(SHORT PROBLEM):
Copy all lines of the listing that include the string "centuries".

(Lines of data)
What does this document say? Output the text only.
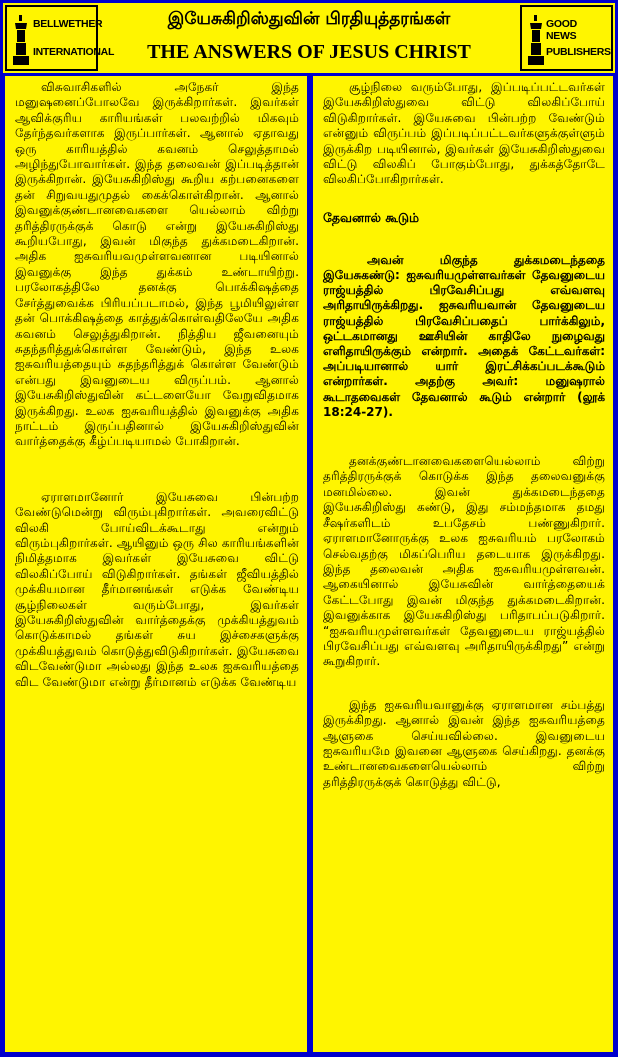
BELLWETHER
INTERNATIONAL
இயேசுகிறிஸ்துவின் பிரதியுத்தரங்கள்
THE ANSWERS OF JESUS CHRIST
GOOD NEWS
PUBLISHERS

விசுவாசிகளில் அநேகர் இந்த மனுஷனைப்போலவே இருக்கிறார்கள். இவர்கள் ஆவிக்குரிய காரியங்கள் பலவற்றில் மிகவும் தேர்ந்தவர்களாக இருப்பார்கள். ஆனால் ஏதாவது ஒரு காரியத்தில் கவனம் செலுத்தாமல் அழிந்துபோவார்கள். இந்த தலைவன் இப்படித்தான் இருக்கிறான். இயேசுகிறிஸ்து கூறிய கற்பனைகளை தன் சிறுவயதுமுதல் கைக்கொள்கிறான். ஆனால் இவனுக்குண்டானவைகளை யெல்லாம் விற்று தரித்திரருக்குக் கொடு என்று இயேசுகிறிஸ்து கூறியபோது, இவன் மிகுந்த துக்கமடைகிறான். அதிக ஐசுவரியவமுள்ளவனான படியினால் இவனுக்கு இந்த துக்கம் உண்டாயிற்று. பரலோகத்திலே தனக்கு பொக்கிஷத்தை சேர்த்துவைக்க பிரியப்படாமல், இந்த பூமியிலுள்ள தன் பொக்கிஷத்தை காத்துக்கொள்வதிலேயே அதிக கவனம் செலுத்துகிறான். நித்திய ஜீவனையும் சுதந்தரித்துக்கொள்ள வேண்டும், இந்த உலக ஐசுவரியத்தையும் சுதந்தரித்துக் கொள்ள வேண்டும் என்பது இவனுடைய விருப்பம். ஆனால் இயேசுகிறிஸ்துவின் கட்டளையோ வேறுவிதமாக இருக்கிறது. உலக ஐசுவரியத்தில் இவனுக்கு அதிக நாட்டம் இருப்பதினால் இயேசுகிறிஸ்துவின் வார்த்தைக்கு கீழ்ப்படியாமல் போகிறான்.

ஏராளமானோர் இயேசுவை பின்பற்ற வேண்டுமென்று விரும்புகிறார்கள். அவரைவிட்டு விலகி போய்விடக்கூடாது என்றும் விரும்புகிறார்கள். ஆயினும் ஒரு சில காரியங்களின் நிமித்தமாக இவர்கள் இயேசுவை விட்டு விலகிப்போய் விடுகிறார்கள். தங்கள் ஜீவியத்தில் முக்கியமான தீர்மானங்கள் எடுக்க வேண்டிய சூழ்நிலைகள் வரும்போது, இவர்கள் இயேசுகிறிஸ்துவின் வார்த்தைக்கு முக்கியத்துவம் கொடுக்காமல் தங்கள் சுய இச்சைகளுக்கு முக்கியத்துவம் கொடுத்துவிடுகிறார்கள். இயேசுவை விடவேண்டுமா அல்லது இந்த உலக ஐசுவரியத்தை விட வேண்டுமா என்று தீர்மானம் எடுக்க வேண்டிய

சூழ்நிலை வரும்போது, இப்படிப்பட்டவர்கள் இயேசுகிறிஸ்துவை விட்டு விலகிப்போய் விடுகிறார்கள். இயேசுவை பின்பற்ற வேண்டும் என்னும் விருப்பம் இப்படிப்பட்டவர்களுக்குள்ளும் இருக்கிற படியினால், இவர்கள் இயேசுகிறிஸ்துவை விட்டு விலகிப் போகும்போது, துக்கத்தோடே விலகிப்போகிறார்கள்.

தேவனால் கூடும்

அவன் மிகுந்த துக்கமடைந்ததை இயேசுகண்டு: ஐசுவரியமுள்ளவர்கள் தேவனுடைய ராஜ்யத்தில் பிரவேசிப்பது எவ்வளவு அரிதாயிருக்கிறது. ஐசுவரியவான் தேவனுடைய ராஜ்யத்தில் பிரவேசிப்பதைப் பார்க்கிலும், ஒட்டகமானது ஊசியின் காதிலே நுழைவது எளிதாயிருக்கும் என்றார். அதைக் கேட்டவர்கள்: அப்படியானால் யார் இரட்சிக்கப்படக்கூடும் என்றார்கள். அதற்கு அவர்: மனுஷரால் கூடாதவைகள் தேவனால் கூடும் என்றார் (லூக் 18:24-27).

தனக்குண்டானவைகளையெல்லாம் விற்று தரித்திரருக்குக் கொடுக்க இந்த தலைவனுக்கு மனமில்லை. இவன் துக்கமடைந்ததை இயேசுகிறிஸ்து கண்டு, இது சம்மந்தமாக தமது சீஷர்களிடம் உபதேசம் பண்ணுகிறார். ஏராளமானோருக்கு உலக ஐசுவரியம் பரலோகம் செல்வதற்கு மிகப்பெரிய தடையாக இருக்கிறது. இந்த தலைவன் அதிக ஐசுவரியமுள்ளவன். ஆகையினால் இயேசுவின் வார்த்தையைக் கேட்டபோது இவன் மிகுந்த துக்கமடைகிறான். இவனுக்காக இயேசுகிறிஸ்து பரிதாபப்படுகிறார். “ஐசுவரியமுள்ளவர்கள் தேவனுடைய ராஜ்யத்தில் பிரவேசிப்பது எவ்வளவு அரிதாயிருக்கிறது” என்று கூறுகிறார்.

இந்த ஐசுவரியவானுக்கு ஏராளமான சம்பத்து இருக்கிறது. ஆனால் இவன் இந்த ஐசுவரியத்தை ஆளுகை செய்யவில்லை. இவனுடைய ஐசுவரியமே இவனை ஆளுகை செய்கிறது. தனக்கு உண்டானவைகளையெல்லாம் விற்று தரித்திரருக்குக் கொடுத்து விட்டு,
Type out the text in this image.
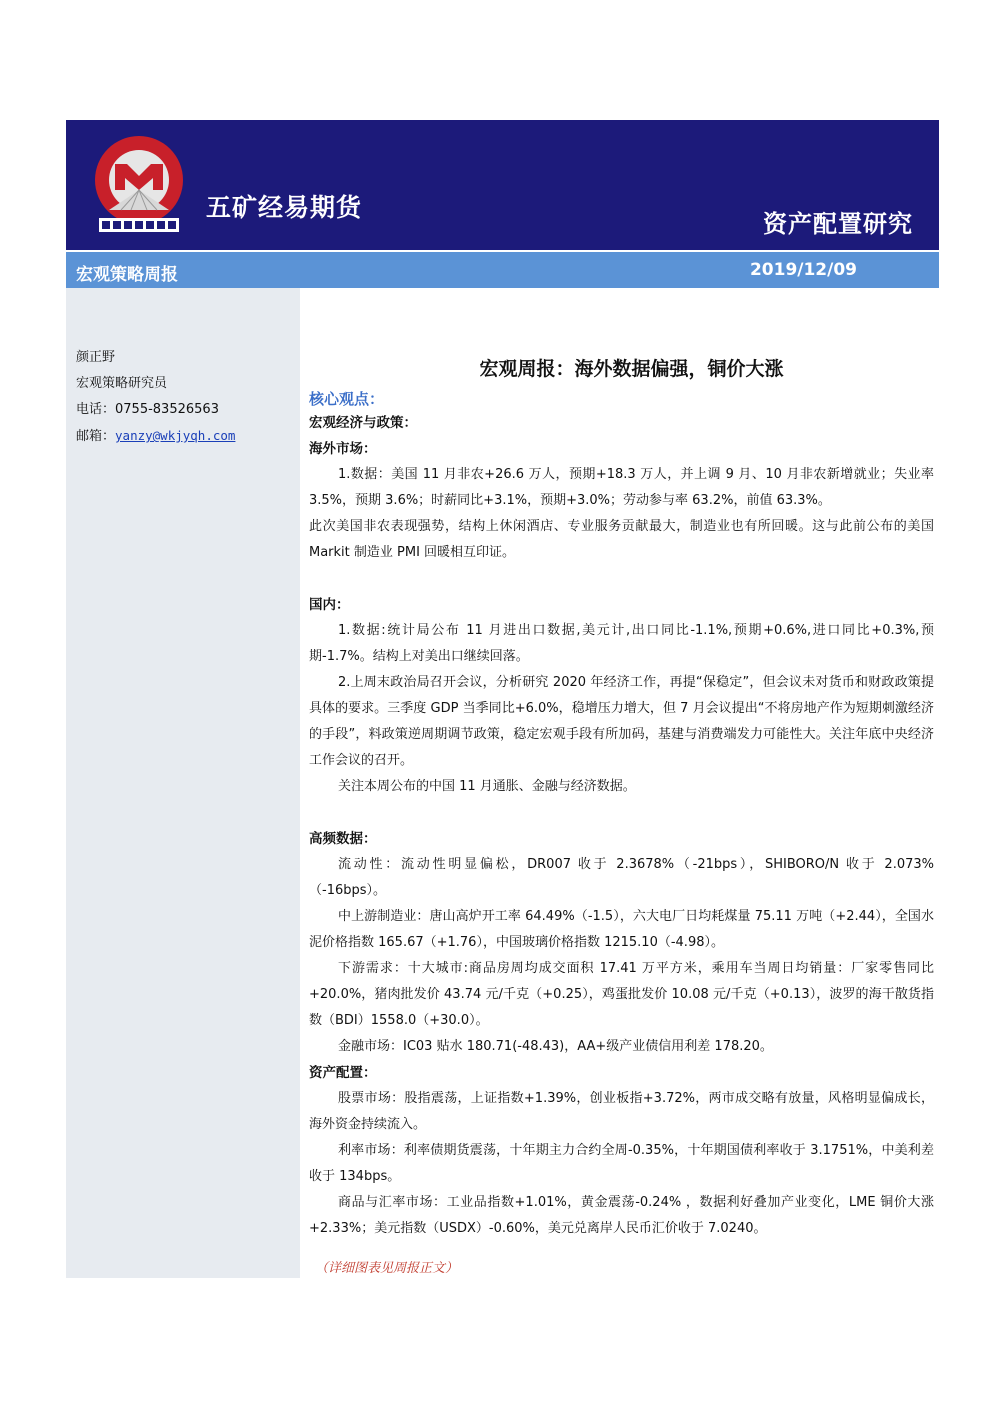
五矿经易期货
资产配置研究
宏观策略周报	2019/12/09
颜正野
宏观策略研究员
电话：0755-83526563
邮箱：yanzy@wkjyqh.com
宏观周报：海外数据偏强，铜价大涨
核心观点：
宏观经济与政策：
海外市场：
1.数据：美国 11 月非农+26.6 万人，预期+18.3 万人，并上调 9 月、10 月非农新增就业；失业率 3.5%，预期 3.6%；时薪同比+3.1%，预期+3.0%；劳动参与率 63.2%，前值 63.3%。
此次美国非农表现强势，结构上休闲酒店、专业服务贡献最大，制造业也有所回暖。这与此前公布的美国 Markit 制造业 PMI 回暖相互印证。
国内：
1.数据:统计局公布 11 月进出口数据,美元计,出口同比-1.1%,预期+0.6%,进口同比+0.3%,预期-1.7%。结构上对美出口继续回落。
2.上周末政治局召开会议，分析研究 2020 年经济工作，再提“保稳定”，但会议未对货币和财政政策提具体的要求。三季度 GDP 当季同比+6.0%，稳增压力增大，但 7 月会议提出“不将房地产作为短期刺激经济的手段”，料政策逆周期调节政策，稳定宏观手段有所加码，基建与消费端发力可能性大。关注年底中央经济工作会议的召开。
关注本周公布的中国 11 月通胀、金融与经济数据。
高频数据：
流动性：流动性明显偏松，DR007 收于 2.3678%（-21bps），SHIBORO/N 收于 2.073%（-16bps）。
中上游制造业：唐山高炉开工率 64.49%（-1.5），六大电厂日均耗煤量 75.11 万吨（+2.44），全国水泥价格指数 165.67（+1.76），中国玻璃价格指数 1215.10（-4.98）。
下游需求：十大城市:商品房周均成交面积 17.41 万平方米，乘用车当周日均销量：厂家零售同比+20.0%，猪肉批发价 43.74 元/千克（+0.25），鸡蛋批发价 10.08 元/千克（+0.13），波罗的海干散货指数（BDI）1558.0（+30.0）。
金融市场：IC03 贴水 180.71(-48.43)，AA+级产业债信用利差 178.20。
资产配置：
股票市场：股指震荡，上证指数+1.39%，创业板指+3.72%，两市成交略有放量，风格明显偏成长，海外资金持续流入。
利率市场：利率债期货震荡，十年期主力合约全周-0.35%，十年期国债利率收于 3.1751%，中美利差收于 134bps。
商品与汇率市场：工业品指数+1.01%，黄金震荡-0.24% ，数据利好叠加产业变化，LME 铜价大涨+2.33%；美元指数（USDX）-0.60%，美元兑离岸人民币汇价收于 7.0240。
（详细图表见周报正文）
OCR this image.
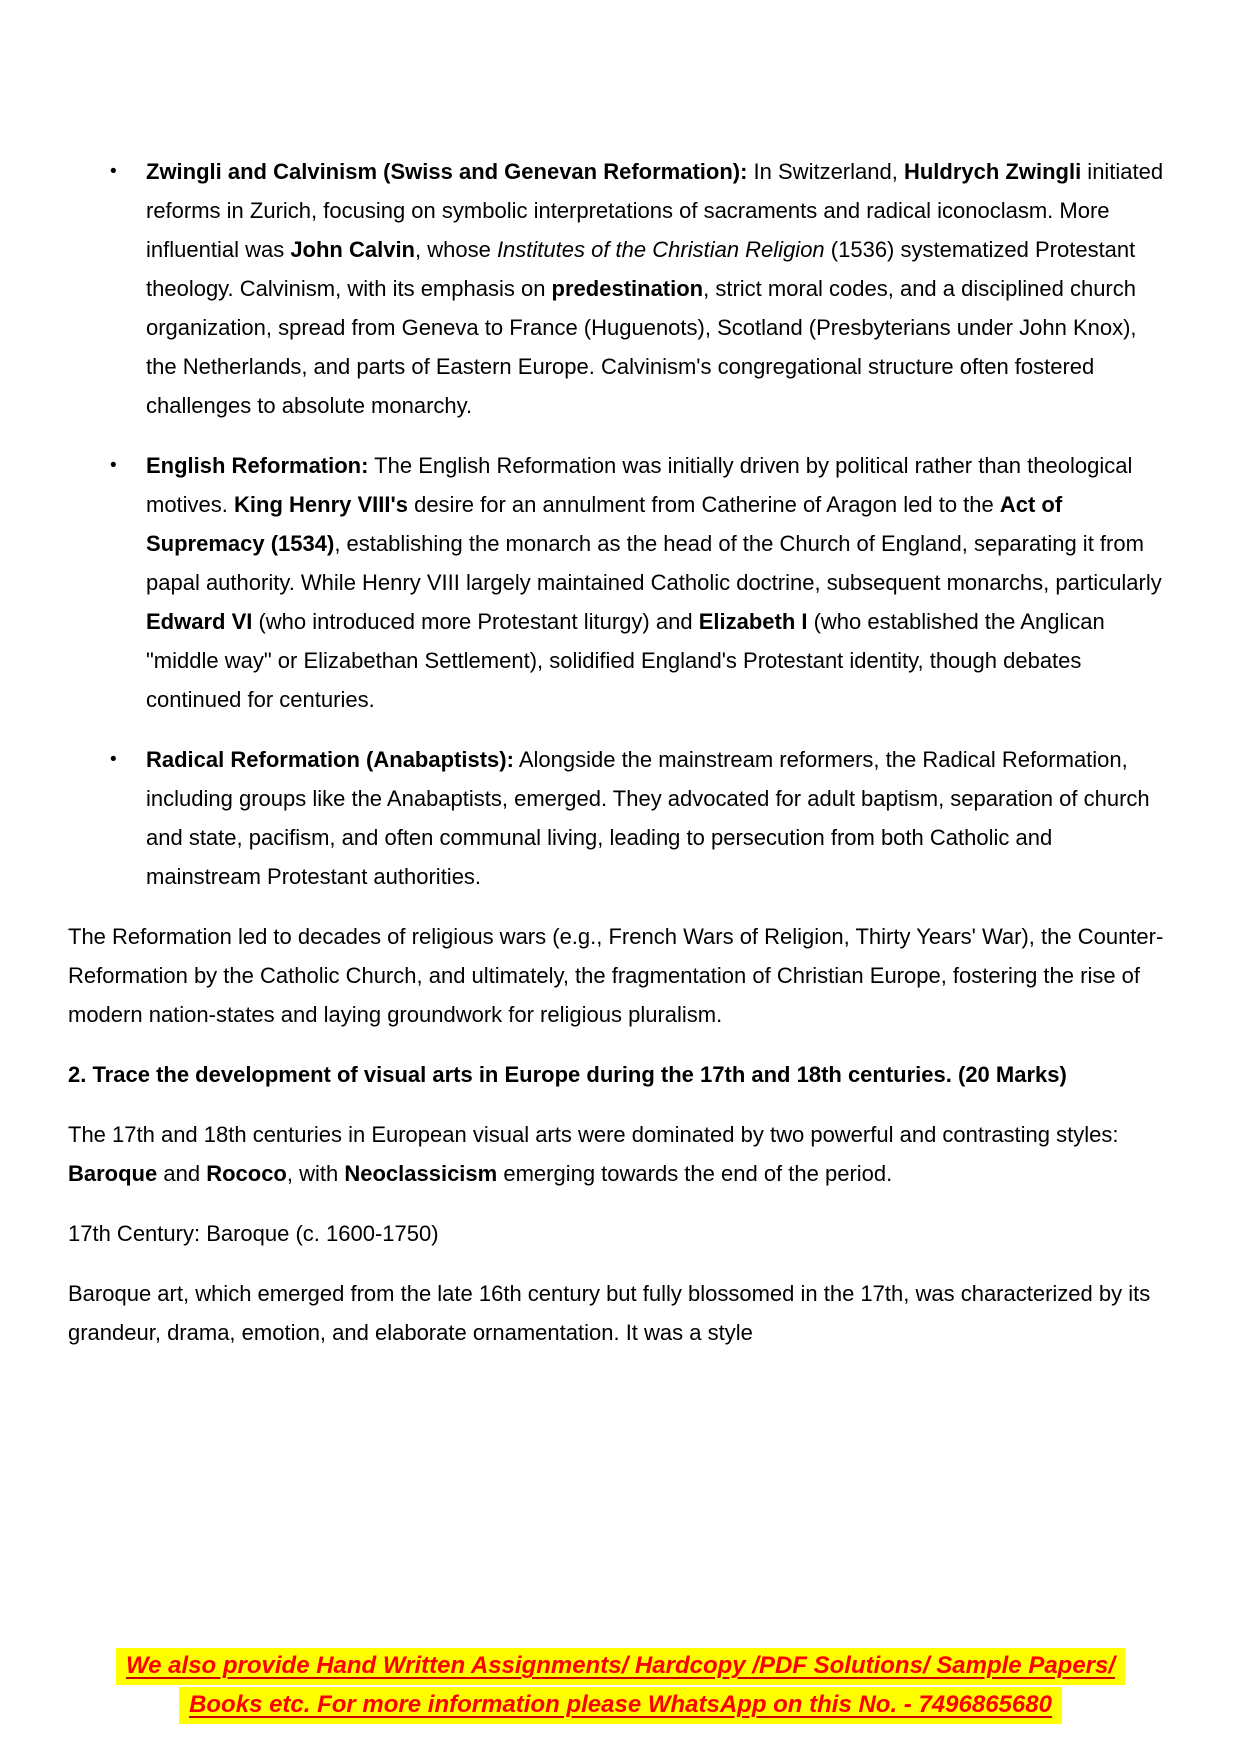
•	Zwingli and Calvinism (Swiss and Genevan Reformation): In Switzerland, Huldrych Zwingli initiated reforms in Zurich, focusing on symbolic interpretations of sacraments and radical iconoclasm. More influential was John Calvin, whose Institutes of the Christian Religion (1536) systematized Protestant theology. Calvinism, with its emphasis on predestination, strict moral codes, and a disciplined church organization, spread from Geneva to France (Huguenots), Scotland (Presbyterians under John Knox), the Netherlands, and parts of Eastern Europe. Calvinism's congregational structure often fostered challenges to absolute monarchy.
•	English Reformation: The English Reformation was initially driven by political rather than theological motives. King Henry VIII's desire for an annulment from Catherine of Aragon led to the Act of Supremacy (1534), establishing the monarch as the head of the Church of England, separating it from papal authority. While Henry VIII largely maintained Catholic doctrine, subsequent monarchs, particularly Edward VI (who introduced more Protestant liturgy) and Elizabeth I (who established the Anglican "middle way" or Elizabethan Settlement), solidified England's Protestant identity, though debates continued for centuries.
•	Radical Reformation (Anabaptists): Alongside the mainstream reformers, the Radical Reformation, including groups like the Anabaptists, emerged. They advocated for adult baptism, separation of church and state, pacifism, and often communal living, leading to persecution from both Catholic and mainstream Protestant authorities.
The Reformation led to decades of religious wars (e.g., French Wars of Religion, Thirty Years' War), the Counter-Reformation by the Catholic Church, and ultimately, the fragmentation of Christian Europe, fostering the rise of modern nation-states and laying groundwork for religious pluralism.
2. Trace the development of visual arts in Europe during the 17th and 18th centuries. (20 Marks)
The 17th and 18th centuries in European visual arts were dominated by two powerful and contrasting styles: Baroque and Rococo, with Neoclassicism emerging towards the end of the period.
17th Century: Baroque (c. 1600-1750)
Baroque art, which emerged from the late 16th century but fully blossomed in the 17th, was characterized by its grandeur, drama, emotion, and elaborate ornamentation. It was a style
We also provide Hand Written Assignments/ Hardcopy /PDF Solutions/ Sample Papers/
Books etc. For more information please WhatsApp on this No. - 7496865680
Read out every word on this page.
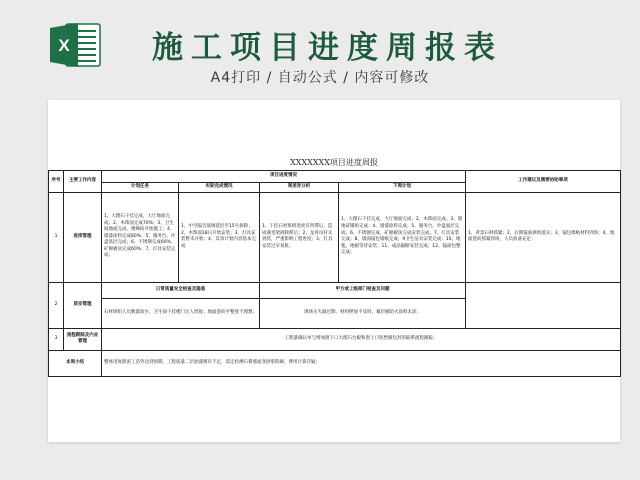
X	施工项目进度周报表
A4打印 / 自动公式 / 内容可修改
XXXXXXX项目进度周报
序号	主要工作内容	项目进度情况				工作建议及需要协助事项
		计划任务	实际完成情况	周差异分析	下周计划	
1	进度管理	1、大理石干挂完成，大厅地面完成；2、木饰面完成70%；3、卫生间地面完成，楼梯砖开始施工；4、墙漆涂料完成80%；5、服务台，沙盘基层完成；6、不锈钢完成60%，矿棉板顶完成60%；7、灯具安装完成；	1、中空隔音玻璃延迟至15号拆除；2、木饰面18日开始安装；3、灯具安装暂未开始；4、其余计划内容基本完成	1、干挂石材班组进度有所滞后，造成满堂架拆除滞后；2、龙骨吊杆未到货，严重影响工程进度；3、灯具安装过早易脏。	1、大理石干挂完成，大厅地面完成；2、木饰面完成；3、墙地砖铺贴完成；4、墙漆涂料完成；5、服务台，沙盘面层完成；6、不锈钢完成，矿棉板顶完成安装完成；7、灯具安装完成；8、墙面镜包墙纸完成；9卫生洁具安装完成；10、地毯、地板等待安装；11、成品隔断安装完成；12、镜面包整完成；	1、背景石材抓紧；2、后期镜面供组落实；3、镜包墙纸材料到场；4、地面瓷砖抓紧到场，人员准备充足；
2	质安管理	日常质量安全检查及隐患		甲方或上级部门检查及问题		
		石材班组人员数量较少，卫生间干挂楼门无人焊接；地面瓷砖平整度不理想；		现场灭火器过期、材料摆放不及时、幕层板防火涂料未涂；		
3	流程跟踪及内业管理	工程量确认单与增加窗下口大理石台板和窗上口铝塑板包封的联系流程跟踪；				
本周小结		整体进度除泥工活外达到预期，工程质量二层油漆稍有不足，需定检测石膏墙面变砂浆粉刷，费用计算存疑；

(TASK RESULT):
•	English Reformation: The English Reformation was initially driven by political rather than theological motives. King Henry VIII's desire for an annulment from Catherine of Aragon led to the Act of Supremacy (1534), establishing the monarch as the head of the Church of England, separating it from papal authority. While Henry VIII largely maintained Catholic doctrine, subsequent monarchs, particularly Edward VI (who introduced more Protestant liturgy) and Elizabeth I (who established the Anglican "middle way" or Elizabethan Settlement), solidified England's Protestant identity, though debates continued for centuries.
2. Trace the development of visual arts in Europe during the 17th and 18th centuries. (20 Marks)
The 17th and 18th centuries in European visual arts were dominated by two powerful and contrasting styles: Baroque and Rococo, with Neoclassicism emerging towards the end of the period.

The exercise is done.